[Items from a figure collection]
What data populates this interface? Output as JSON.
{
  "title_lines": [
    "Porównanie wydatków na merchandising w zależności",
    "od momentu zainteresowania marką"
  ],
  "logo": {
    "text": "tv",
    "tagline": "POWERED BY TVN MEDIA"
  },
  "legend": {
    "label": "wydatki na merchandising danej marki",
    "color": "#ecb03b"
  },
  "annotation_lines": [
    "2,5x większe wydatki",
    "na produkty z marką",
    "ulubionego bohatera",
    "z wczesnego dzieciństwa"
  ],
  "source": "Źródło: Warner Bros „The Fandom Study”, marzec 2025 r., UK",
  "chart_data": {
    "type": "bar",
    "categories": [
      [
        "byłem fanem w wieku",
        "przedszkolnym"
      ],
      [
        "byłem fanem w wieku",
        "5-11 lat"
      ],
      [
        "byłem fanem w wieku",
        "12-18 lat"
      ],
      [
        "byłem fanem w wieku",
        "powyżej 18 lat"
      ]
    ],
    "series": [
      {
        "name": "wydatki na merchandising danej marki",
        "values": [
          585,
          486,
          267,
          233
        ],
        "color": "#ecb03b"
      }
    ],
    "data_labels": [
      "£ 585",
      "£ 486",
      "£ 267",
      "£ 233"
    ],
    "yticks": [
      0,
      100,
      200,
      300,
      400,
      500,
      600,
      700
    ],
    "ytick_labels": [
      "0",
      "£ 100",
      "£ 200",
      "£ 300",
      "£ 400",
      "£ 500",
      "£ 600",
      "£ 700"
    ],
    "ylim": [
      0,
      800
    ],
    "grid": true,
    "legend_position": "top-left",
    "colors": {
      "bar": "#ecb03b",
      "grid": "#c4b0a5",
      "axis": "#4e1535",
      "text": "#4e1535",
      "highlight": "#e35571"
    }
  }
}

* **DIRECTIONS**
Using the listing above, list every line in which the string "merchandising" occurs.

* **RESPONSE FOR THIS EXERCISE**
    "Porównanie wydatków na merchandising w zależności",
    "label": "wydatki na merchandising danej marki",
        "name": "wydatki na merchandising danej marki",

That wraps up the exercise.